**** DATA LINES

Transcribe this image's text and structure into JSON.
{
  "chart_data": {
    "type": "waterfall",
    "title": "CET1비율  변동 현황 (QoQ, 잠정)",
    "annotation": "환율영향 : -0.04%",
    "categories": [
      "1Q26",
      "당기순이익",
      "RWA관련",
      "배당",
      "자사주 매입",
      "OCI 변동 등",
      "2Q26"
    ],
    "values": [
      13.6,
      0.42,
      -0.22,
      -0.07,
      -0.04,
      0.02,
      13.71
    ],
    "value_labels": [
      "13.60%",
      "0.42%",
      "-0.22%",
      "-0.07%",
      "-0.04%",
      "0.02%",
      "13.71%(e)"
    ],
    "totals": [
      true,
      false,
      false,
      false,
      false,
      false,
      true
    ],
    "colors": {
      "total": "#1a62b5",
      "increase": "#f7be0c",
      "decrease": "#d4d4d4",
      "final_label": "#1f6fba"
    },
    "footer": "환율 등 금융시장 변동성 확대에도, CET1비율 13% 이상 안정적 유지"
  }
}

********

Provide all the records again, word for word.

Transcribe this image's text and structure into JSON.
{
  "chart_data": {
    "type": "waterfall",
    "title": "CET1비율  변동 현황 (QoQ, 잠정)",
    "annotation": "환율영향 : -0.04%",
    "categories": [
      "1Q26",
      "당기순이익",
      "RWA관련",
      "배당",
      "자사주 매입",
      "OCI 변동 등",
      "2Q26"
    ],
    "values": [
      13.6,
      0.42,
      -0.22,
      -0.07,
      -0.04,
      0.02,
      13.71
    ],
    "value_labels": [
      "13.60%",
      "0.42%",
      "-0.22%",
      "-0.07%",
      "-0.04%",
      "0.02%",
      "13.71%(e)"
    ],
    "totals": [
      true,
      false,
      false,
      false,
      false,
      false,
      true
    ],
    "colors": {
      "total": "#1a62b5",
      "increase": "#f7be0c",
      "decrease": "#d4d4d4",
      "final_label": "#1f6fba"
    },
    "footer": "환율 등 금융시장 변동성 확대에도, CET1비율 13% 이상 안정적 유지"
  }
}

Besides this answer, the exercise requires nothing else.